** Stated exercise **
Count lines holding the word "that". Only the number is wanted.

_ _ _ _ _

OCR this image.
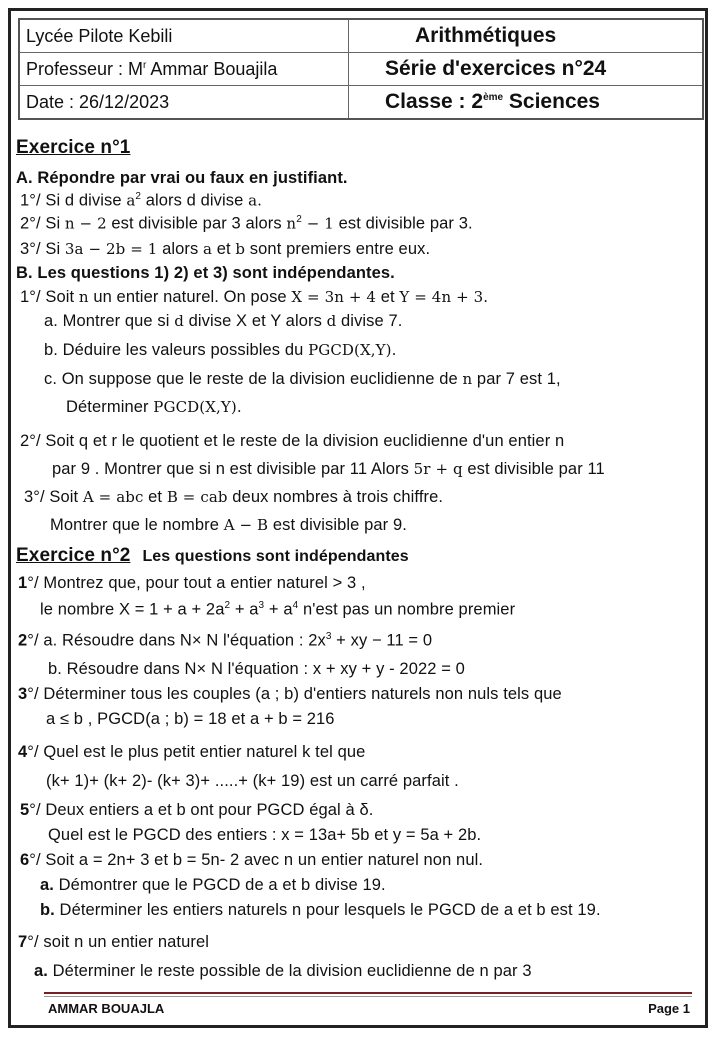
Lycée Pilote Kebili	Arithmétiques
Professeur : $M^r$ Ammar Bouajila	Série d'exercices n°24
Date : 26/12/2023	Classe : 2ème Sciences
Exercice n°1
A. Répondre par vrai ou faux en justifiant.
1°/ Si d divise $a^2$ alors d divise a.
2°/ Si n − 2 est divisible par 3 alors $n^2 - 1$ est divisible par 3.
3°/ Si 3a − 2b = 1 alors a et b sont premiers entre eux.
B. Les questions 1) 2) et 3) sont indépendantes.
1°/ Soit n un entier naturel. On pose X = 3n + 4 et Y = 4n + 3.
a. Montrer que si d divise X et Y alors d divise 7.
b. Déduire les valeurs possibles du PGCD(X,Y).
c. On suppose que le reste de la division euclidienne de n par 7 est 1,
Déterminer PGCD(X,Y).
2°/ Soit q et r le quotient et le reste de la division euclidienne d'un entier n
par 9 . Montrer que si n est divisible par 11 Alors 5r + q est divisible par 11
3°/ Soit A = abc et B = cab deux nombres à trois chiffre.
Montrer que le nombre A − B est divisible par 9.
Exercice n°2 Les questions sont indépendantes
1°/ Montrez que, pour tout a entier naturel > 3 ,
le nombre $X = 1 + a + 2a^2 + a^3 + a^4$ n'est pas un nombre premier
2°/ a. Résoudre dans N× N l'équation : $2x^3$ + xy − 11 = 0
b. Résoudre dans N× N l'équation : x + xy + y - 2022 = 0
3°/ Déterminer tous les couples (a ; b) d'entiers naturels non nuls tels que
a ≤ b , PGCD(a ; b) = 18 et a + b = 216
4°/ Quel est le plus petit entier naturel k tel que
(k+ 1)+ (k+ 2)- (k+ 3)+ .....+ (k+ 19) est un carré parfait .
5°/ Deux entiers a et b ont pour PGCD égal à δ.
Quel est le PGCD des entiers : x = 13a+ 5b et y = 5a + 2b.
6°/ Soit a = 2n+ 3 et b = 5n- 2 avec n un entier naturel non nul.
a. Démontrer que le PGCD de a et b divise 19.
b. Déterminer les entiers naturels n pour lesquels le PGCD de a et b est 19.
7°/ soit n un entier naturel
a. Déterminer le reste possible de la division euclidienne de n par 3
AMMAR BOUAJLA	Page 1
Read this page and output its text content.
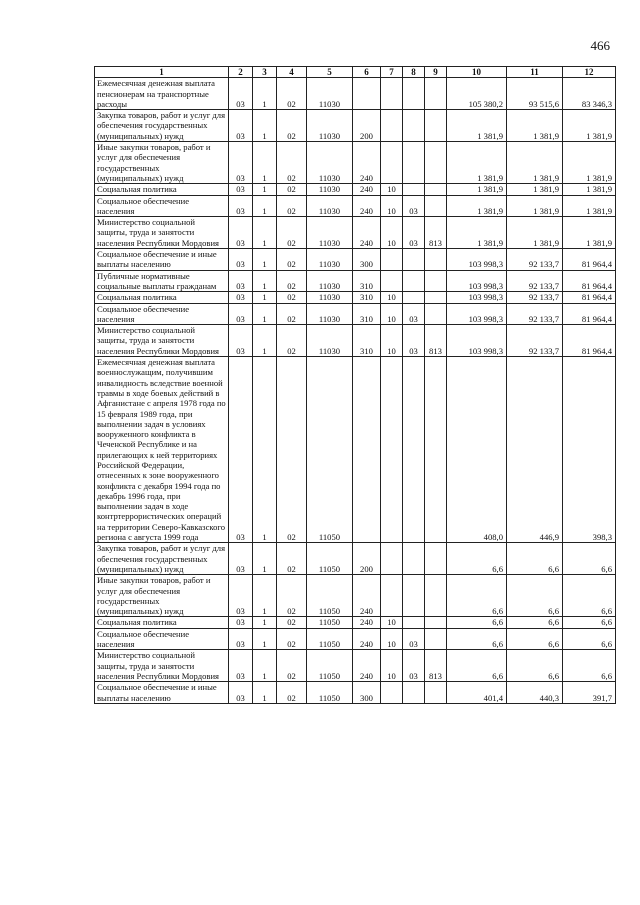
466
1	2	3	4	5	6	7	8	9	10	11	12
Ежемесячная денежная выплата пенсионерам на транспортные расходы	03	1	02	11030					105 380,2	93 515,6	83 346,3
Закупка товаров, работ и услуг для обеспечения государственных (муниципальных) нужд	03	1	02	11030	200				1 381,9	1 381,9	1 381,9
Иные закупки товаров, работ и услуг для обеспечения государственных (муниципальных) нужд	03	1	02	11030	240				1 381,9	1 381,9	1 381,9
Социальная политика	03	1	02	11030	240	10			1 381,9	1 381,9	1 381,9
Социальное обеспечение населения	03	1	02	11030	240	10	03		1 381,9	1 381,9	1 381,9
Министерство социальной защиты, труда и занятости населения Республики Мордовия	03	1	02	11030	240	10	03	813	1 381,9	1 381,9	1 381,9
Социальное обеспечение и иные выплаты населению	03	1	02	11030	300				103 998,3	92 133,7	81 964,4
Публичные нормативные социальные выплаты гражданам	03	1	02	11030	310				103 998,3	92 133,7	81 964,4
Социальная политика	03	1	02	11030	310	10			103 998,3	92 133,7	81 964,4
Социальное обеспечение населения	03	1	02	11030	310	10	03		103 998,3	92 133,7	81 964,4
Министерство социальной защиты, труда и занятости населения Республики Мордовия	03	1	02	11030	310	10	03	813	103 998,3	92 133,7	81 964,4
Ежемесячная денежная выплата военнослужащим, получившим инвалидность вследствие военной травмы в ходе боевых действий в Афганистане с апреля 1978 года по 15 февраля 1989 года, при выполнении задач в условиях вооруженного конфликта в Чеченской Республике и на прилегающих к ней территориях Российской Федерации, отнесенных к зоне вооруженного конфликта с декабря 1994 года по декабрь 1996 года, при выполнении задач в ходе контртеррористических операций на территории Северо-Кавказского региона с августа 1999 года	03	1	02	11050					408,0	446,9	398,3
Закупка товаров, работ и услуг для обеспечения государственных (муниципальных) нужд	03	1	02	11050	200				6,6	6,6	6,6
Иные закупки товаров, работ и услуг для обеспечения государственных (муниципальных) нужд	03	1	02	11050	240				6,6	6,6	6,6
Социальная политика	03	1	02	11050	240	10			6,6	6,6	6,6
Социальное обеспечение населения	03	1	02	11050	240	10	03		6,6	6,6	6,6
Министерство социальной защиты, труда и занятости населения Республики Мордовия	03	1	02	11050	240	10	03	813	6,6	6,6	6,6
Социальное обеспечение и иные выплаты населению	03	1	02	11050	300				401,4	440,3	391,7
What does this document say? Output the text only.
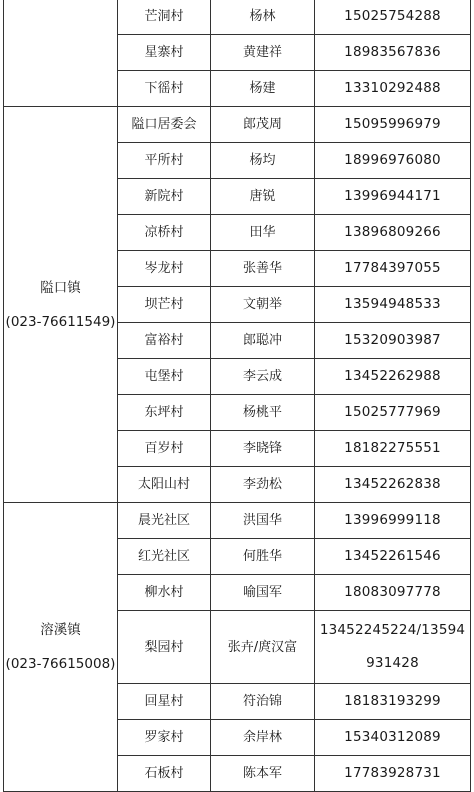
	芒洞村	杨林	15025754288
	星寨村	黄建祥	18983567836
	下徭村	杨建	13310292488

隘口镇
(023-76611549)	隘口居委会	郎茂周	15095996979
	平所村	杨均	18996976080
	新院村	唐锐	13996944171
	凉桥村	田华	13896809266
	岑龙村	张善华	17784397055
	坝芒村	文朝举	13594948533
	富裕村	郎聪冲	15320903987
	屯堡村	李云成	13452262988
	东坪村	杨桃平	15025777969
	百岁村	李晓锋	18182275551
	太阳山村	李劲松	13452262838

溶溪镇
(023-76615008)	晨光社区	洪国华	13996999118
	红光社区	何胜华	13452261546
	柳水村	喻国军	18083097778
	梨园村	张卉/庹汉富	13452245224/13594931428
	回星村	符治锦	18183193299
	罗家村	余岸林	15340312089
	石板村	陈本军	17783928731
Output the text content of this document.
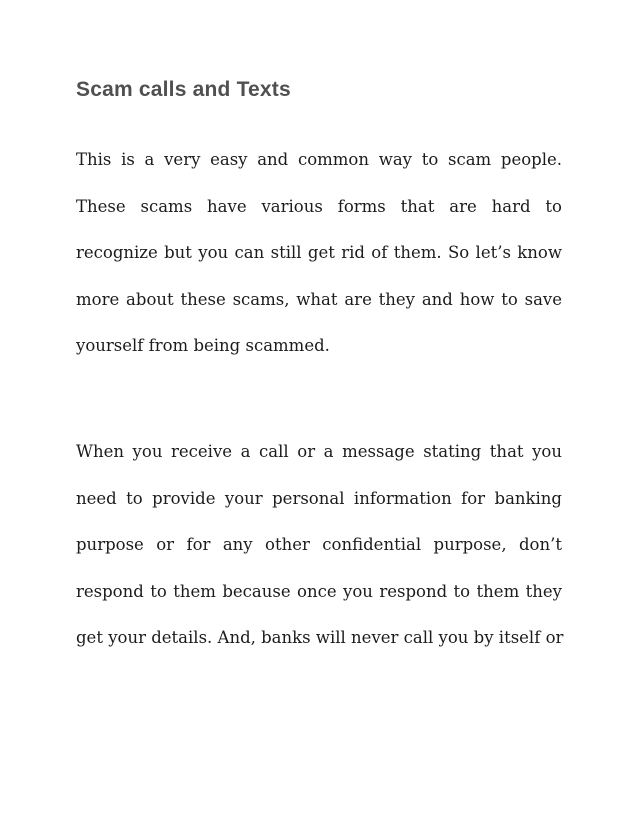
Scam calls and Texts
This is a very easy and common way to scam people.
These scams have various forms that are hard to
recognize but you can still get rid of them. So let’s know
more about these scams, what are they and how to save
yourself from being scammed.
When you receive a call or a message stating that you
need to provide your personal information for banking
purpose or for any other confidential purpose, don’t
respond to them because once you respond to them they
get your details. And, banks will never call you by itself or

_ _ _ _ _

** Task answer **
2